- **Texte à examiner**
------------------------------------------------------------

Le nombre de valves posées augmente de façon très rapide. Déjà, quelque 30 000 valves ont été posées dans le monde et environ 2 500 en France depuis l’obtention du remboursement par la Sécurité sociale, fin 2009. Actuellement, seuls les patients récusés par les chirurgiens ou considérés par l’équipe médicale comme à trop haut risque, peuvent être implantés : il s’agit donc d’une indication de deuxième intention, mais les bons résultats hémodynamiques obtenus (équivalents à ceux de la chirurgie) pourraient élargir ces indications. « Chez les malades pour lesquels nous disposons d’un suivi de 3 ou 4 ans, aucune dégénérescence de la valve n’a été notée, ce qui est très prometteur » confirme le Pr Eltchaninoff. Aujourd’hui, en France, seulement 33 centres sélectionnés par le ministère de la Santé sont autorisés à faire ce type d’implantation.

Des études comparatives sont indispensables.

Avec les équipes ayant une grande expérience de la technique, la mortalité des patients, 1 mois après implantation d’une valve aortique percutanée varie de 3 à 12 %.

Une seule étude randomisée contre la chirurgie de remplacement valvulaire aortique (chez des patients à haut risque chirurgical) ou contre le traitement médical (chez des patients inopérables) a été réalisée. Il s’agit de l’étude américaine PARTNER qui compare la mortalité à un an, suivant le type de traitement. Les résultats concernant les patients inopérables ont été publiés (1) : ils mettent en évidence une supériorité de la valve percutanée à un an par rapport au traitement médical avec une réduction absolue du risque de décès de 20 %.

Les résultats de cette étude concernant les patients opérables mais à haut risque ont été présentés en mars 2011 à l’occasion du congrès de l’American College of Cardiology. « L’objectif principal était de montrer la non-infériorité des valves percutanées par rapport à la chirurgie sur la mortalité à un an. La démonstration de la non infériorité de l’implantation percutanée d’une valve aortique par rapport à son implantation chirurgicale a été faite par cet essai randomisé. Ce type de patients va donc pouvoir disposer d’un autre choix thérapeutique que la chirurgie. De son côté, la Food and Drug Administration (FDA) devrait, on l’espère, et d’ici la fin 2011 autoriser l’ouverture de 300 centres d’implantation de ces valves, alors qu’il n’y en a qu’une dizaine aujourd’hui aux États-Unis » poursuit le Pr Eltchnaninoff.

------------------------------------------------------------

- **Données répertoriées**
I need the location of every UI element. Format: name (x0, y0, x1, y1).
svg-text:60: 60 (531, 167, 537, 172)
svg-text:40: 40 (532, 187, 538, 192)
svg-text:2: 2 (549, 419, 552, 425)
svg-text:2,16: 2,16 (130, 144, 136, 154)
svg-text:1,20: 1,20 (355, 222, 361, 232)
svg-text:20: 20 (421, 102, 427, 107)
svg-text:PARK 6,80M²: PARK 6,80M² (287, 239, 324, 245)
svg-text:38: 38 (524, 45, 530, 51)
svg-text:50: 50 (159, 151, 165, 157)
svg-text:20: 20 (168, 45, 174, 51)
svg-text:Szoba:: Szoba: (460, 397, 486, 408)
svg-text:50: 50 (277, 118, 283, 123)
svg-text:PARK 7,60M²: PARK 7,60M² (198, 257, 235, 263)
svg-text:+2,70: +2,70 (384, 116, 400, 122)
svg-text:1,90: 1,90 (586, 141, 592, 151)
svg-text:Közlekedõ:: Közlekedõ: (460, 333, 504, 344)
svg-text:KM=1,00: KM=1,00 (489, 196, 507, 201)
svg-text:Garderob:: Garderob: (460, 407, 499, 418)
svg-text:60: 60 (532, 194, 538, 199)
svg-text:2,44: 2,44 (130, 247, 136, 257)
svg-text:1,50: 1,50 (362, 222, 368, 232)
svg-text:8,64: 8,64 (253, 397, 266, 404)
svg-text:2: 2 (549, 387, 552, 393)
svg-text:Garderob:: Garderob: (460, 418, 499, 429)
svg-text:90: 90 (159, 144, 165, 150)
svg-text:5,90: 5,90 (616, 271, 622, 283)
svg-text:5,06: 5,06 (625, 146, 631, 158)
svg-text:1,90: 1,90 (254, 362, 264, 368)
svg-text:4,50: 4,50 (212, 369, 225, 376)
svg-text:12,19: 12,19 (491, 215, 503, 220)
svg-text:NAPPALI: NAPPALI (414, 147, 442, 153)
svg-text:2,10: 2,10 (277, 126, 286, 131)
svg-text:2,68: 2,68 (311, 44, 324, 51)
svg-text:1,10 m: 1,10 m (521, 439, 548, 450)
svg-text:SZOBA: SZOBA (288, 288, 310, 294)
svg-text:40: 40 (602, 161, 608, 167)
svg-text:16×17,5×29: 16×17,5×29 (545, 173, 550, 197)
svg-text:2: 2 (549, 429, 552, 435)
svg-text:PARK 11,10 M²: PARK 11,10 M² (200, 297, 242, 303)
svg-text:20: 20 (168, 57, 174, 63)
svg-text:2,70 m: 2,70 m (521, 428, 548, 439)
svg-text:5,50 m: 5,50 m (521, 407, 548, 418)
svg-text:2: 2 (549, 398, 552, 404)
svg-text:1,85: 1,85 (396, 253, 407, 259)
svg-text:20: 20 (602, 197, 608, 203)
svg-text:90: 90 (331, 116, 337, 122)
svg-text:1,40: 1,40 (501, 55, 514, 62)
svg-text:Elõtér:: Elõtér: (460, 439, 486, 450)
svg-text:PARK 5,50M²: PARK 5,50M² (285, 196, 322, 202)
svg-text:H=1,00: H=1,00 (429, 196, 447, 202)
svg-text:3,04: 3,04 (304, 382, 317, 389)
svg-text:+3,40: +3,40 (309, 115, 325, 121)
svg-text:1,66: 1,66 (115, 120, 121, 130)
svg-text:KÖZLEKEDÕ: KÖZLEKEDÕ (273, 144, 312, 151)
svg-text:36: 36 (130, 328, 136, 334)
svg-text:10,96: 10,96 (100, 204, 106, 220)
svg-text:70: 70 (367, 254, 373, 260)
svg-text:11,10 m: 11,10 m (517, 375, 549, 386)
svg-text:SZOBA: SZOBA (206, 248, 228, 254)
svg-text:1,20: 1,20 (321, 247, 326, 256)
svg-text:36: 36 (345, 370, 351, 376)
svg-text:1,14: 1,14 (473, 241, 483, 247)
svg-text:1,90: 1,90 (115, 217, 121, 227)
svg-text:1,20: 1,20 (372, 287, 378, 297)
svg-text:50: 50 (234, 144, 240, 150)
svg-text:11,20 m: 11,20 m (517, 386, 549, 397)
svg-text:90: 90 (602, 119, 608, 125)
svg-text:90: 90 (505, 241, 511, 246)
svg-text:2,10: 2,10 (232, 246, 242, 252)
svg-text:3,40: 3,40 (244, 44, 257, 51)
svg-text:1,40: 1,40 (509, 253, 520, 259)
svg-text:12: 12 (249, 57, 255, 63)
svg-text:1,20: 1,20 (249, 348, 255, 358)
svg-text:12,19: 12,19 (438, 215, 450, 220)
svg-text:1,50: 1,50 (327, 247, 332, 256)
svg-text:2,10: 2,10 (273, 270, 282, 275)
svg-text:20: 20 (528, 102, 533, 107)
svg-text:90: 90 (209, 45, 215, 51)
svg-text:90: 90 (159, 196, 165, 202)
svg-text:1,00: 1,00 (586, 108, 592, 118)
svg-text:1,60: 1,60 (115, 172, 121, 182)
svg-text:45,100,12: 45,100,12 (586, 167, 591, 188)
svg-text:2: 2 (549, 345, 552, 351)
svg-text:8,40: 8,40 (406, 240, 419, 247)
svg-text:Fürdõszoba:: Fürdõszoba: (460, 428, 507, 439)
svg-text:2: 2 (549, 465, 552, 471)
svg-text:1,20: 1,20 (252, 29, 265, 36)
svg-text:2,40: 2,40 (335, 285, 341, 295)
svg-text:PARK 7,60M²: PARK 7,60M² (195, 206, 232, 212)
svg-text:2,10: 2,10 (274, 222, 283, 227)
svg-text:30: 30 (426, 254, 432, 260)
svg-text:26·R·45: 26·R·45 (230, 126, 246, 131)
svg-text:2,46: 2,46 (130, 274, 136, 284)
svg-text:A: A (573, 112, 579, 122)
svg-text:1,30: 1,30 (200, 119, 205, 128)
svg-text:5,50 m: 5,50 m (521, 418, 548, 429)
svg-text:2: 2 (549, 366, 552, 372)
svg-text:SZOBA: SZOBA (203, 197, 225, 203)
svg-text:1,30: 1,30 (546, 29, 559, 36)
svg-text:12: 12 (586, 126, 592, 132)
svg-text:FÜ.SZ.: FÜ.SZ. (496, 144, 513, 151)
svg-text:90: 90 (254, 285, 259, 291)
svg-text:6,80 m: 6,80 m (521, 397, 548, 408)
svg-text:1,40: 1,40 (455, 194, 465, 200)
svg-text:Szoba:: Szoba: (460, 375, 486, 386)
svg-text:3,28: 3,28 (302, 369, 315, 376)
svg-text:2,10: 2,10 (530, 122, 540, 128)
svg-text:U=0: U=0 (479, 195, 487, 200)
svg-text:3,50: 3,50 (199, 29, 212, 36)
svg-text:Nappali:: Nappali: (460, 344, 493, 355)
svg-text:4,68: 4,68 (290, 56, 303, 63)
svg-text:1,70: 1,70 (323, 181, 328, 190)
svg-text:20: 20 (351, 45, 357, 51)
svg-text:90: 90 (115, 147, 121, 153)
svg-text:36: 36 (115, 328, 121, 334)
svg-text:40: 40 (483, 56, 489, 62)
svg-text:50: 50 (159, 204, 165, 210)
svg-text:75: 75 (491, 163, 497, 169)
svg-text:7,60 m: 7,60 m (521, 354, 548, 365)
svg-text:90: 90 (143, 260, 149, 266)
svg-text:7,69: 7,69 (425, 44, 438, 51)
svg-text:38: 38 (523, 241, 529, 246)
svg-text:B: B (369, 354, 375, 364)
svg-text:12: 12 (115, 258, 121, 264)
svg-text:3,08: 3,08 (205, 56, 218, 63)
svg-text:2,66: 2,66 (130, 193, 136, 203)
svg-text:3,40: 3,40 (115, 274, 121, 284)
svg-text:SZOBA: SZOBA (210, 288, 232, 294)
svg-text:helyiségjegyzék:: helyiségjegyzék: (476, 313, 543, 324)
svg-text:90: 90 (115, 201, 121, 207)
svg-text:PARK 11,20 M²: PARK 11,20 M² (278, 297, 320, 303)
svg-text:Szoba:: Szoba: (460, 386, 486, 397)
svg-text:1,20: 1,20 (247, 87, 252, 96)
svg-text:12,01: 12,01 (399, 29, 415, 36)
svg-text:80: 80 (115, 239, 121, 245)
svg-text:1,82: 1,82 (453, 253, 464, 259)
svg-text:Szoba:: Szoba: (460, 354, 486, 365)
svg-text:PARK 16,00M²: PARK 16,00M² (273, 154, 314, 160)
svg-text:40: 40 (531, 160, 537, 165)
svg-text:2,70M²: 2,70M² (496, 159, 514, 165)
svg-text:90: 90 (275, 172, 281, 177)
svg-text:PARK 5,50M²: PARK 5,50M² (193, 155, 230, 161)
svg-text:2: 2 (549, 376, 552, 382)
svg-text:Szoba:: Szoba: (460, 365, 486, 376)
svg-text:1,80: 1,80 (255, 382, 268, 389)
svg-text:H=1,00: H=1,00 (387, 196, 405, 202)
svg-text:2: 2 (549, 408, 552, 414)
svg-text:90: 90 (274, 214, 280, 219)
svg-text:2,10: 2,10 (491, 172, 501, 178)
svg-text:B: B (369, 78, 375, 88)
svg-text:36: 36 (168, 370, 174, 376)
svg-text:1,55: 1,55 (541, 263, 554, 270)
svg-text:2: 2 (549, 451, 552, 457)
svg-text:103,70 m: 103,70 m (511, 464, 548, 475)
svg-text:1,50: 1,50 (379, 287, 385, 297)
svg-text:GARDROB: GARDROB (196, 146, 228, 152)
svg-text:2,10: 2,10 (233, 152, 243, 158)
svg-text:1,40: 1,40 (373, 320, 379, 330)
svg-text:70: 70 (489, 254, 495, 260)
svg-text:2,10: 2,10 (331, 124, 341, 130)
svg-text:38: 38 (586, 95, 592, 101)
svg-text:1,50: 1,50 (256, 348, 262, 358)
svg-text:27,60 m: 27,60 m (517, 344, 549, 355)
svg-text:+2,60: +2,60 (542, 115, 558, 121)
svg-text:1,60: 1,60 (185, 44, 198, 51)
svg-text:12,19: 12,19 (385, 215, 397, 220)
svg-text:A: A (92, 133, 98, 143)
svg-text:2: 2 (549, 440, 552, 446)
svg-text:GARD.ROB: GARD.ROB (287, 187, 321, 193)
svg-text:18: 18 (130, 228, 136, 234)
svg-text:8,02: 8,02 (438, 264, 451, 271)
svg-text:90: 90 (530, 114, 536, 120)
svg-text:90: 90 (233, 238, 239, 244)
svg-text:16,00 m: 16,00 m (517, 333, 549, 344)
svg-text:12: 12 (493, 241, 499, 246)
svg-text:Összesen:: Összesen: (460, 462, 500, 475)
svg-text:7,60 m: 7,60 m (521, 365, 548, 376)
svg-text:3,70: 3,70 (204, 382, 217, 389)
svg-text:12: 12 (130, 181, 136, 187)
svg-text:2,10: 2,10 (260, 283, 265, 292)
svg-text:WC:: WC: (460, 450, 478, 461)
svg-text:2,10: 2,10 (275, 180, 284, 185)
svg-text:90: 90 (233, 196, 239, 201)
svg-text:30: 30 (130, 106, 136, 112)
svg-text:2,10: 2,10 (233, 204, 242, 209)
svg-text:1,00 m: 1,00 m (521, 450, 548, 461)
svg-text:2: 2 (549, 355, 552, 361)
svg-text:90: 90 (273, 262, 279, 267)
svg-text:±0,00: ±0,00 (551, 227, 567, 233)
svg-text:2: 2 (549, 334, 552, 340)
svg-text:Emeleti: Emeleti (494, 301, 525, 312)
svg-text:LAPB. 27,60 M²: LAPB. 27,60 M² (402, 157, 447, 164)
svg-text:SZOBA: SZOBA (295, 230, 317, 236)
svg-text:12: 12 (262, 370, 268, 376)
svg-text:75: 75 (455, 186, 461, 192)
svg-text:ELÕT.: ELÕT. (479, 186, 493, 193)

------------------------------------------------------------

- **Énoncé du problème**
Recopiez le texte sur les valves aortiques percutanées de « Le nombre de » à « comparatives sont indispensables. » en changeant « chirurgiens » en « praticiens ».

- **Réponse attendue**
Le nombre de valves posées augmente de façon très rapide. Déjà, quelque 30 000 valves ont été posées dans le monde et environ 2 500 en France depuis l’obtention du remboursement par la Sécurité sociale, fin 2009. Actuellement, seuls les patients récusés par les praticiens ou considérés par l’équipe médicale comme à trop haut risque, peuvent être implantés : il s’agit donc d’une indication de deuxième intention, mais les bons résultats hémodynamiques obtenus (équivalents à ceux de la chirurgie) pourraient élargir ces indications. « Chez les malades pour lesquels nous disposons d’un suivi de 3 ou 4 ans, aucune dégénérescence de la valve n’a été notée, ce qui est très prometteur » confirme le Pr Eltchaninoff. Aujourd’hui, en France, seulement 33 centres sélectionnés par le ministère de la Santé sont autorisés à faire ce type d’implantation.

Des études comparatives sont indispensables.